Collect from the data below each line with "aber".

━━━━

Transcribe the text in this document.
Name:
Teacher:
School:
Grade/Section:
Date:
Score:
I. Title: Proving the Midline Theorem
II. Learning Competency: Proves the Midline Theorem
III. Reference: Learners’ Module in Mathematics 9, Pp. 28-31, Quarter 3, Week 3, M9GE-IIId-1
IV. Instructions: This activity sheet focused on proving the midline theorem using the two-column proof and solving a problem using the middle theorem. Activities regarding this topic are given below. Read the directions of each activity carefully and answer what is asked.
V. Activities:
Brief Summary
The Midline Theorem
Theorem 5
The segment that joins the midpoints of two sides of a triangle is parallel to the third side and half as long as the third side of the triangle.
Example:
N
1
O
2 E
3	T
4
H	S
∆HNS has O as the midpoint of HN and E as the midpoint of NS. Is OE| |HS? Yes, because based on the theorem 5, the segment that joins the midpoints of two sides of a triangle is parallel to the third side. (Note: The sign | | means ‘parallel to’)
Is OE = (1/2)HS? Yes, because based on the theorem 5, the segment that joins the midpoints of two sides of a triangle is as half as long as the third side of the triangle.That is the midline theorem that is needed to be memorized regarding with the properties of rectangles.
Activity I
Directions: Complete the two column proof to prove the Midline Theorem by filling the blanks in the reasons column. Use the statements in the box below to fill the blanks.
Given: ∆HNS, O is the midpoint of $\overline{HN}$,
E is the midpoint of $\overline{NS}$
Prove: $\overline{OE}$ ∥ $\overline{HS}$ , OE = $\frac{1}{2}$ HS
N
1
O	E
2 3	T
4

━━━━

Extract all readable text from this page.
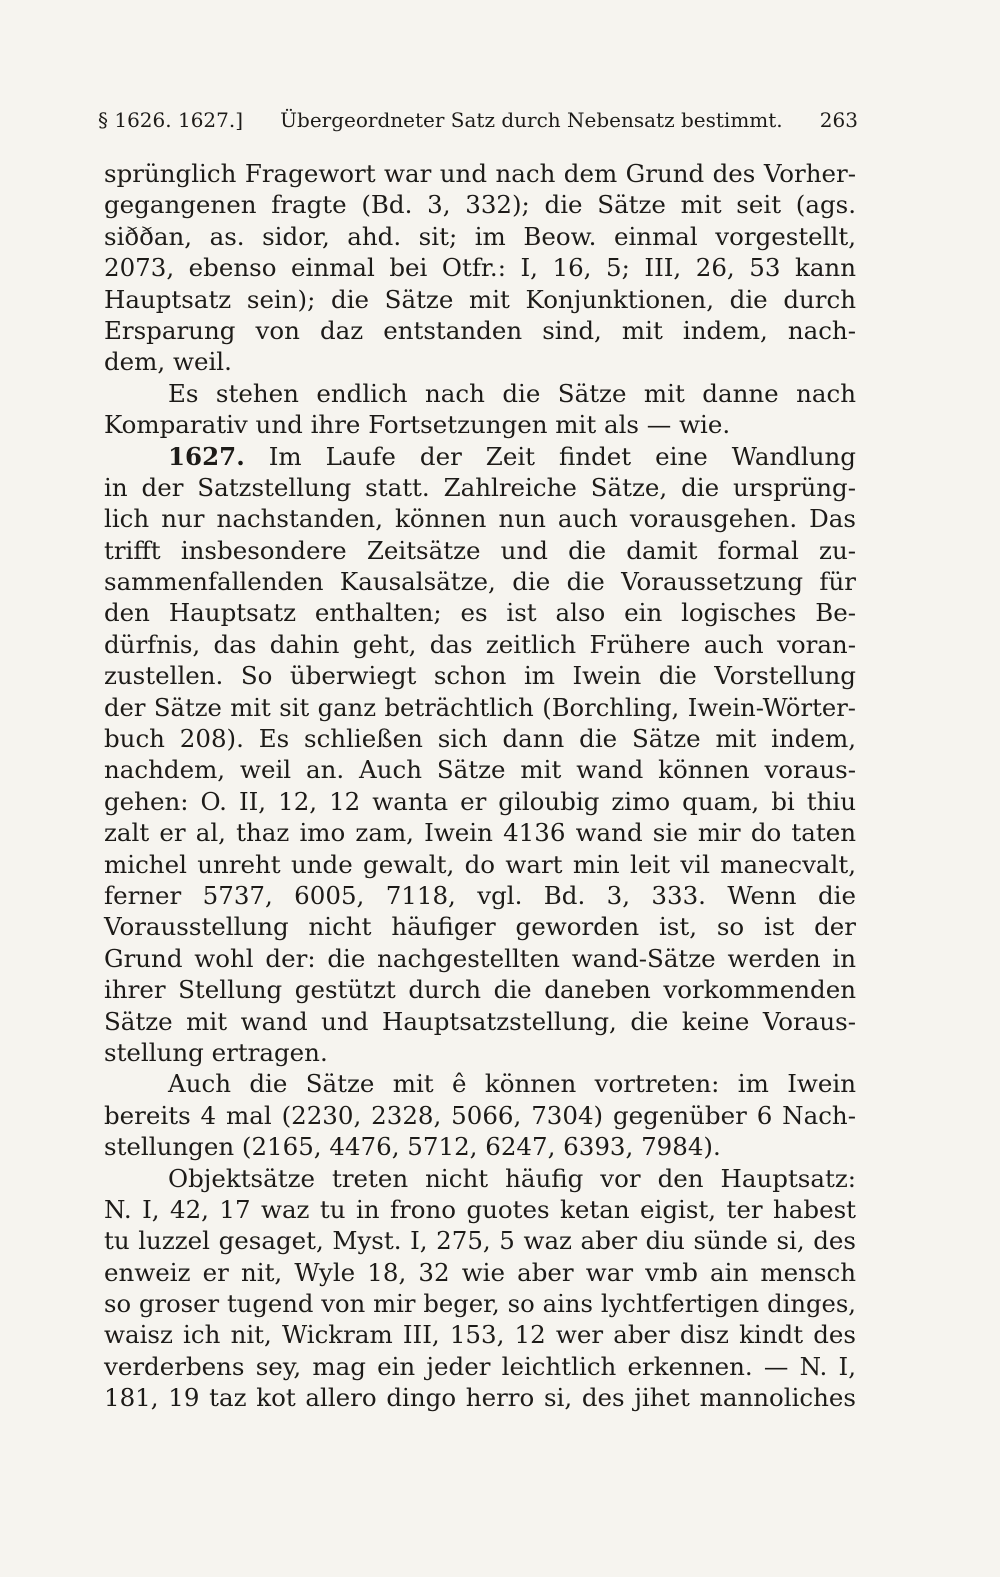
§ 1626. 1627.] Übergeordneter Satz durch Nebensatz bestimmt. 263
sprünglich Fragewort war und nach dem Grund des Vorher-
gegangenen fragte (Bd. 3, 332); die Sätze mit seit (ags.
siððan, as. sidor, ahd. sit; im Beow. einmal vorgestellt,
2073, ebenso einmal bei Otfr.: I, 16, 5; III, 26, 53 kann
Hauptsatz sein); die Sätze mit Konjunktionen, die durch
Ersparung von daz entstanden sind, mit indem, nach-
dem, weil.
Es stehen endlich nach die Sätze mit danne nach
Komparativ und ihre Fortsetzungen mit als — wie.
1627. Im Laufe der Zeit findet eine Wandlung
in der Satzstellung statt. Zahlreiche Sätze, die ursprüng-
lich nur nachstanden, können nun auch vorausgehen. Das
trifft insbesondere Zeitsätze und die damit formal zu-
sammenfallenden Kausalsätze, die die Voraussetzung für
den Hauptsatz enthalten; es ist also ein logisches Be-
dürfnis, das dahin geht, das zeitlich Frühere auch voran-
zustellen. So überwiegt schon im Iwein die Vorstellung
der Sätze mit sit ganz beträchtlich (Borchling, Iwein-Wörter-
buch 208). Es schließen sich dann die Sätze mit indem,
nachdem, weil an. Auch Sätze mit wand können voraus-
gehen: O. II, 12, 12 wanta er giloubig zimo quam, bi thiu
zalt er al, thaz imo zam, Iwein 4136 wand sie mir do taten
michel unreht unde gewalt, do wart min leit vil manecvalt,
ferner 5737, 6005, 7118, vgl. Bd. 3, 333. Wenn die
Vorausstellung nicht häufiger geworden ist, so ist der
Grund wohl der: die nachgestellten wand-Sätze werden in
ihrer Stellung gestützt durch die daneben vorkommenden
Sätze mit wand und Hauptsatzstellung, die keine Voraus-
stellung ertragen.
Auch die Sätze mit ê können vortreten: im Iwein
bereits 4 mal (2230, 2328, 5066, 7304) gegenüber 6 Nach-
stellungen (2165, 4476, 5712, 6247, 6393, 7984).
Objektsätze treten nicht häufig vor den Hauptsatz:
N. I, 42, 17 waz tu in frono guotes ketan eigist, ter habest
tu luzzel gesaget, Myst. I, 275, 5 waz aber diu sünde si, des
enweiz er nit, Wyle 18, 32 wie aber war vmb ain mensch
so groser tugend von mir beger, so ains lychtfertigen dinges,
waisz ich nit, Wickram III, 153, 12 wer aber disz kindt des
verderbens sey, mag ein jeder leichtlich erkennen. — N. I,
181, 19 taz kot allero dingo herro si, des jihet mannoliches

━━━━

Task answer:
tu luzzel gesaget, Myst. I, 275, 5 waz aber diu sünde si, des
enweiz er nit, Wyle 18, 32 wie aber war vmb ain mensch
waisz ich nit, Wickram III, 153, 12 wer aber disz kindt des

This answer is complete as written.